■ Exercise: Each line that holds the word "true" counts once; give the total number of such lines and nothing else.

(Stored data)
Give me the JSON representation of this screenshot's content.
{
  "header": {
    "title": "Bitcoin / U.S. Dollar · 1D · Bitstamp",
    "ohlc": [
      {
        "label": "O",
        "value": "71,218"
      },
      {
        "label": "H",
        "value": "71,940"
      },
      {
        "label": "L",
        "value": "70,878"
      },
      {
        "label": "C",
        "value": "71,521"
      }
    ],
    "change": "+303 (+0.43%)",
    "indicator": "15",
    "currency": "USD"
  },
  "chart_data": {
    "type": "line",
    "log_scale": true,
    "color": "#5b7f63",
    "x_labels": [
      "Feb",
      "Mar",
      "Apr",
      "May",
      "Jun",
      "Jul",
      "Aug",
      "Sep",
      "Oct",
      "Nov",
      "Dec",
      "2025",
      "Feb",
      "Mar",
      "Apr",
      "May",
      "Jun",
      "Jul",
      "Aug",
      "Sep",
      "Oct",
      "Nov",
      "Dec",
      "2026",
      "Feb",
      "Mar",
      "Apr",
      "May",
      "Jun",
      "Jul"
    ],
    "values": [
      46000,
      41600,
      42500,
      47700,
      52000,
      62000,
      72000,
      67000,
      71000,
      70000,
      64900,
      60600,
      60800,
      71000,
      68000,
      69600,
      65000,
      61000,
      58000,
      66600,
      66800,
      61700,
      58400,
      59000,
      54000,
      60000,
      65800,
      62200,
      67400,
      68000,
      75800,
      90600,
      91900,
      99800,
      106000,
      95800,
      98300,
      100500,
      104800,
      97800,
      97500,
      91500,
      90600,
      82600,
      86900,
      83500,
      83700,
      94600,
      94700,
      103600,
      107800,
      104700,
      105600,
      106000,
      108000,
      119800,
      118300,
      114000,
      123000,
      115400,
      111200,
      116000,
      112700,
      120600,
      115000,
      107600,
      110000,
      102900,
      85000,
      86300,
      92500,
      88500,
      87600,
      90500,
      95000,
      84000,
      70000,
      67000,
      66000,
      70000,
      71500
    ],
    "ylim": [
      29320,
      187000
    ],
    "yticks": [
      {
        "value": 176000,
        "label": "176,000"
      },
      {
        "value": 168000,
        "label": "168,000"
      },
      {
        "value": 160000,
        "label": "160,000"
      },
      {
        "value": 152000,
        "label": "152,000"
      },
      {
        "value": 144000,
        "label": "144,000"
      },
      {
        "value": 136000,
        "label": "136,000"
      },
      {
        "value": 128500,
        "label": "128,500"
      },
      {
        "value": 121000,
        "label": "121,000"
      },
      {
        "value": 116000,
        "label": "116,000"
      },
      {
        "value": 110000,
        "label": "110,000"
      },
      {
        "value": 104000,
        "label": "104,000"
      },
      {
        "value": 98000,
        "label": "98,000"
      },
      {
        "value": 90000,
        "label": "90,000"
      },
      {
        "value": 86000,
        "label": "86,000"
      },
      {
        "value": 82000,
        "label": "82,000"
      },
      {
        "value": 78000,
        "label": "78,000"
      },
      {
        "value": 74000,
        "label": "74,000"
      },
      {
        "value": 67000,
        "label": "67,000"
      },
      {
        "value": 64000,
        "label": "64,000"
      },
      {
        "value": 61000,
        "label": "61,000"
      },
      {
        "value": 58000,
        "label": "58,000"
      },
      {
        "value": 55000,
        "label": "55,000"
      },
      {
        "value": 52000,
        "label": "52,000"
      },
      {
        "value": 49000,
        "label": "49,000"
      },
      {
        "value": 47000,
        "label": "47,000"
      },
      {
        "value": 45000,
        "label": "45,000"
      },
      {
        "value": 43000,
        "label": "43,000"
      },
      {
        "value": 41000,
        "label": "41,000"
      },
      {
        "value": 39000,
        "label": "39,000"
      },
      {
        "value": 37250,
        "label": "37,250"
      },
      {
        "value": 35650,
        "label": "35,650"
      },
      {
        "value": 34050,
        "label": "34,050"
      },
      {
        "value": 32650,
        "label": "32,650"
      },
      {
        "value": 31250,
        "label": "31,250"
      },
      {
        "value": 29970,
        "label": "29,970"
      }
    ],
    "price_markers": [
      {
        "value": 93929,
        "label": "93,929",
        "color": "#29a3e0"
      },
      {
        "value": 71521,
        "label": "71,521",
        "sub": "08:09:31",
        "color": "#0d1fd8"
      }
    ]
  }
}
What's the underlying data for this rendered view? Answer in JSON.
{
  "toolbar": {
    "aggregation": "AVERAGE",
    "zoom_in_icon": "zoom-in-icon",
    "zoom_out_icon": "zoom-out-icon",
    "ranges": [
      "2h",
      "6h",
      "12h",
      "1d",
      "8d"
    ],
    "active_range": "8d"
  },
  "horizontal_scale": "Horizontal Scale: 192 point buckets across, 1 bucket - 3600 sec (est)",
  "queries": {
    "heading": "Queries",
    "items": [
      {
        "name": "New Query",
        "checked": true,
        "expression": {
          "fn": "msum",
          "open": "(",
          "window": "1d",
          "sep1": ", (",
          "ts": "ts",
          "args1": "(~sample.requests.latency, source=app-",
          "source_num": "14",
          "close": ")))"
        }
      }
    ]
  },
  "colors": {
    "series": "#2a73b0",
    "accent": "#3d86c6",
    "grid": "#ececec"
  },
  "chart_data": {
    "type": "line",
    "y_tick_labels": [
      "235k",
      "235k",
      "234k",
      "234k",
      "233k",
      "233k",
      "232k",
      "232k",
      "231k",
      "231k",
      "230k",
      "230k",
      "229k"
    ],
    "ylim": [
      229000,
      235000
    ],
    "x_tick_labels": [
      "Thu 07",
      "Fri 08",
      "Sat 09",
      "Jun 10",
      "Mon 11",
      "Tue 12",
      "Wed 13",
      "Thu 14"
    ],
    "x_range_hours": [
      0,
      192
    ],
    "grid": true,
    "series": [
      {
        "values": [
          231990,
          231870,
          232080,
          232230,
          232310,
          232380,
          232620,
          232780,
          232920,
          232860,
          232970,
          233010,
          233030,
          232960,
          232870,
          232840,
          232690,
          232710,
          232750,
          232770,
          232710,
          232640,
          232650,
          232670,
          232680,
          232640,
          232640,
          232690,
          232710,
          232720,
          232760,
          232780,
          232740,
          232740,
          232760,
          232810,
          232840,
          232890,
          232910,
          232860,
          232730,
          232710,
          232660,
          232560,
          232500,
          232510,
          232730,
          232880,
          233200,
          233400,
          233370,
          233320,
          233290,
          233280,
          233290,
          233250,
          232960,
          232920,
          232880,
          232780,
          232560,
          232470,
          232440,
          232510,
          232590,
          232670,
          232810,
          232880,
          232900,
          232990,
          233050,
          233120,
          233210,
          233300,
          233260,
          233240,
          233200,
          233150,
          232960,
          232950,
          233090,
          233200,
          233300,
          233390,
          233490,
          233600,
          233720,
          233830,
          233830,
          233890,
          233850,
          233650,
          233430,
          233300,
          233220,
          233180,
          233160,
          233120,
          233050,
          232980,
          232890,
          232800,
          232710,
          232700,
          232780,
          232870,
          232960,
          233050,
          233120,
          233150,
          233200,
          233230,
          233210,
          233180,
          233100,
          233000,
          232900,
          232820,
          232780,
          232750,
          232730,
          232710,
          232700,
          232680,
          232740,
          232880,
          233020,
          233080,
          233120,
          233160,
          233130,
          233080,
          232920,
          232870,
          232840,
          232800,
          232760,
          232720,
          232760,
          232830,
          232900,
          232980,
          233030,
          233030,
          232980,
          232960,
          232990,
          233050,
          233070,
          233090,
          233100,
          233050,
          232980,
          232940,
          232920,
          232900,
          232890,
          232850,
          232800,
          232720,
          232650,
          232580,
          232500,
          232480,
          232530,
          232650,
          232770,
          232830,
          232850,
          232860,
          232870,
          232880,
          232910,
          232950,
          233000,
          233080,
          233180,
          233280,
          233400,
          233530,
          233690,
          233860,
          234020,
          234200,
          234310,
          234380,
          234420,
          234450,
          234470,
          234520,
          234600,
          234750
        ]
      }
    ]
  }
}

■ Reply to the task: 3